* begin Given information *

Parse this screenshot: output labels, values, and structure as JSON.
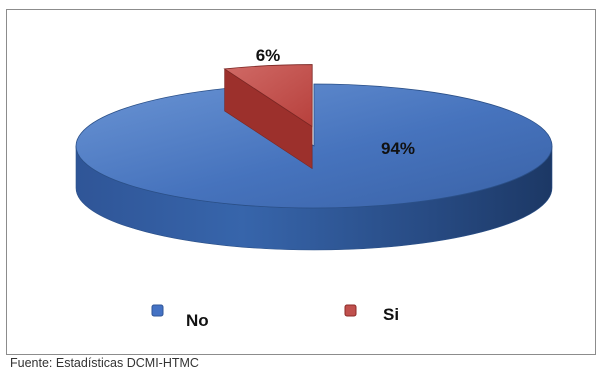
{
  "chart_data": {
    "type": "pie",
    "style": "3d-exploded",
    "categories": [
      "No",
      "Si"
    ],
    "values": [
      94,
      6
    ],
    "data_labels": [
      "94%",
      "6%"
    ],
    "legend": {
      "placement": "bottom",
      "entries": [
        "No",
        "Si"
      ]
    },
    "colors": {
      "No": "#4472C4",
      "Si": "#C0504D"
    }
  },
  "footer": {
    "source": "Fuente:  Estadísticas DCMI-HTMC"
  }
}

* end Given information *

Reproduce the material above in full, exactly, with no images.

Parse this screenshot: output labels, values, and structure as JSON.
{
  "chart_data": {
    "type": "pie",
    "style": "3d-exploded",
    "categories": [
      "No",
      "Si"
    ],
    "values": [
      94,
      6
    ],
    "data_labels": [
      "94%",
      "6%"
    ],
    "legend": {
      "placement": "bottom",
      "entries": [
        "No",
        "Si"
      ]
    },
    "colors": {
      "No": "#4472C4",
      "Si": "#C0504D"
    }
  },
  "footer": {
    "source": "Fuente:  Estadísticas DCMI-HTMC"
  }
}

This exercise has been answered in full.